__What to produce__
Answer these questions using the forum thread.
(a) What country does the first post say "we" bombed?
(b) What position did Helmut Bruckner hold?
(c) Which two papers came to hold a copy of Bruckner's "Special Circular"?

__Study text__
<<<<

Yes they are all accountable. Nothing excuses them. I don't have to take your word for it, I know it already. I'm asking do you believe they were really Christians in their actions, according to what Christians believe? or do you think they were tricked up by hitler who was filled with evil?

We just went over and bombed the crap outta iraq, was that a Christian thing to do? What would happen to the Christians in our troops that refused to go? How do you feel about thousands of innocent Iraqis killed in the war?
Do you think we have evil leaders who proclaim to be Christians?....I do.


----------



## bullethead (Dec 30, 2011)

mtnwoman said:


> Brainwashing. So all the nazi's were really Christians?




Good and Evil is a fine line only distinguished by which side of the line your standing behind. Each side is looking across at the other side thinking "they" are the evil ones.

There are many many more examples but these should be enough.
Quotes from Nazi Henchmen

Helmut Bruckner

Bruckner served as the Gauletier of Silesia. According to Richard Steigmann-Gall's research, "Bruckner sent Gregor Strasser an internal "Special Circular" he had issued to his Gau [region] officials on the party's official church-political stance. Its contents became common knowledge once a copy came into the hands of the Kirchenrat and the papers Tagliche Rundschau and Christliche Welt. As a confidential document, however, it provides a glimpse into the Nazi's feelings about the institution of the Protestant Church" [Steigmann-Gall]:

We struggle for a union of the small Protestant state churches into a strong Protestant Reich Church.... We are acting not as a party, but as Protestant Christians who only follow a call to faith from God, which we here in our Volk movement. As true members of our church we have a legitimate claim to have appropriate consideration given to the greatness and inner strength of National Socialism in church life and the church administration.

-Helmut Brucker, "Richtlinien fur Kirchenfragen," Bundesarchiv Berlin-Zehlendorf (10 Nov. 1932: Breslau), [cited from Richard Steigmann-Gall's The Holy Reich]

Walter Buch

Buch served as Head of the Nazi Party court and Martin Bormann's father-in-law. Otto Wagener, Hitler's confidant in the Kampfzeit, named Buch as one of the only three men who "were prepared and in a position to tell Hitler their own views when they contradicted his." According to Richard Steigmann's research, Buch, a Lutheran, held his faith in high esteem and "maintained he was guided in his social thought by Martin Luther."

>>>>

__Extracted records__

<<<<

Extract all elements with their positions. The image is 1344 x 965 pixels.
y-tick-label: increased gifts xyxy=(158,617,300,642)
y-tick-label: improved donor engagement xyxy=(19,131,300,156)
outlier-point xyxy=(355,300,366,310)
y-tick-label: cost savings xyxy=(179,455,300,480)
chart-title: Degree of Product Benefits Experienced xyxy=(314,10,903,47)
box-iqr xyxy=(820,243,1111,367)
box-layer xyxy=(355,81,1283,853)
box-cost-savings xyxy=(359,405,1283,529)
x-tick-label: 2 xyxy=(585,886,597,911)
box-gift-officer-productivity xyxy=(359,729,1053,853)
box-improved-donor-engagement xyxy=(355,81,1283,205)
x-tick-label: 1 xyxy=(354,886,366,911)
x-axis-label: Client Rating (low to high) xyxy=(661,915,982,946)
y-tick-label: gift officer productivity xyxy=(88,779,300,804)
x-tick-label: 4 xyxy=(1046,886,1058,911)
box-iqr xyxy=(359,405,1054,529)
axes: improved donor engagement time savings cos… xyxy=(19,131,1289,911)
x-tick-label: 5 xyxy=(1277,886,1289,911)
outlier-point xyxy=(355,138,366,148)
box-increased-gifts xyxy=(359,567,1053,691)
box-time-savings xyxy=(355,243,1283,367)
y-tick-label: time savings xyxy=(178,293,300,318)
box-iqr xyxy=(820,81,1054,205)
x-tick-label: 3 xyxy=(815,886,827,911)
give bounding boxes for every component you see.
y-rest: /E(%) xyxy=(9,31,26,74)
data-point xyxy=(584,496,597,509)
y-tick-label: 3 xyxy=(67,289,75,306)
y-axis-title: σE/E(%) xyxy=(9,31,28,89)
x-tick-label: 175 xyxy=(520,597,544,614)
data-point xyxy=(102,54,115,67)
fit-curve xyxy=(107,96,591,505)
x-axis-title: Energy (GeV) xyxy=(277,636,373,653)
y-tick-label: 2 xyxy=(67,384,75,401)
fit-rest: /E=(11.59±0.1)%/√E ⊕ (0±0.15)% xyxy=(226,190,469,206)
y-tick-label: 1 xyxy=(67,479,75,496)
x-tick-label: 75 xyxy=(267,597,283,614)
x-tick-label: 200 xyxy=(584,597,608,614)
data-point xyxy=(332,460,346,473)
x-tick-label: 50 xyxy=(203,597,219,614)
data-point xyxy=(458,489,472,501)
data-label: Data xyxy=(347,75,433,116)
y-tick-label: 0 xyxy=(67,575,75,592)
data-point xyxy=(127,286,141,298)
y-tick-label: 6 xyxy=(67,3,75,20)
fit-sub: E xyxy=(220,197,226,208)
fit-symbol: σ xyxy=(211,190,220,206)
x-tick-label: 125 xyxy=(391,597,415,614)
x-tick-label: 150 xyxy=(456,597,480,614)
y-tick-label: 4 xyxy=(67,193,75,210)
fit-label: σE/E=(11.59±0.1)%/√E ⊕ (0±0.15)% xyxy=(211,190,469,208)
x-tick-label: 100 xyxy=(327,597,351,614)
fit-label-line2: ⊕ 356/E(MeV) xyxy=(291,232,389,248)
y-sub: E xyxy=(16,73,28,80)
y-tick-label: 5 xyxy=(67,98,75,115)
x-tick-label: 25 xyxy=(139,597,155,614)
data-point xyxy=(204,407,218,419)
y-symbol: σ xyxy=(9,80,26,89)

>>>>

__Result of this task__
(a) Iraq.
(b) Gauletier of Silesia.
(c) Tagliche Rundschau and Christliche Welt.